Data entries

--------------------

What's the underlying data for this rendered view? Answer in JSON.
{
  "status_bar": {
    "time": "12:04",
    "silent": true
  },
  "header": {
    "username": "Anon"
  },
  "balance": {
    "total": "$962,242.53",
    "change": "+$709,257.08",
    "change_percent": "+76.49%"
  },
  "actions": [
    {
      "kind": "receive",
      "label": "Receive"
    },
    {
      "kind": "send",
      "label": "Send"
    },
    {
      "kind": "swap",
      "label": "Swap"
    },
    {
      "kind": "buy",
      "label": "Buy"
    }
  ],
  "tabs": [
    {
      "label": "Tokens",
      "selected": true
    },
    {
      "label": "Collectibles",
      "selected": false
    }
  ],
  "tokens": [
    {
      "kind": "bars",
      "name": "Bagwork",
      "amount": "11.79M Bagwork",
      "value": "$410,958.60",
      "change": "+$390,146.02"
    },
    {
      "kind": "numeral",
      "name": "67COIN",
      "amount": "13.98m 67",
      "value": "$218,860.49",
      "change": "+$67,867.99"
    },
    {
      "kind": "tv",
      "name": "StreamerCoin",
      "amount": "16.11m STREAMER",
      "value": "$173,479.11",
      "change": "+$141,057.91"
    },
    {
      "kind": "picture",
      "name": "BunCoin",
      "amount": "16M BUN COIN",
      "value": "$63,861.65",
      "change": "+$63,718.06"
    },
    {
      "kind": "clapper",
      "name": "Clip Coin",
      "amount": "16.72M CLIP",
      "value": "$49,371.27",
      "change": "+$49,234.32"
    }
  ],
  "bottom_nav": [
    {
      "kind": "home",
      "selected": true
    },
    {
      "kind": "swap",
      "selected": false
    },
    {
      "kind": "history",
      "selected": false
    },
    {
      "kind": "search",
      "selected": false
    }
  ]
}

--------------------

Challenge.
Where a line above holds the string "amount", show that line.

Output.
      "amount": "11.79M Bagwork",
      "amount": "13.98m 67",
      "amount": "16.11m STREAMER",
      "amount": "16M BUN COIN",
      "amount": "16.72M CLIP",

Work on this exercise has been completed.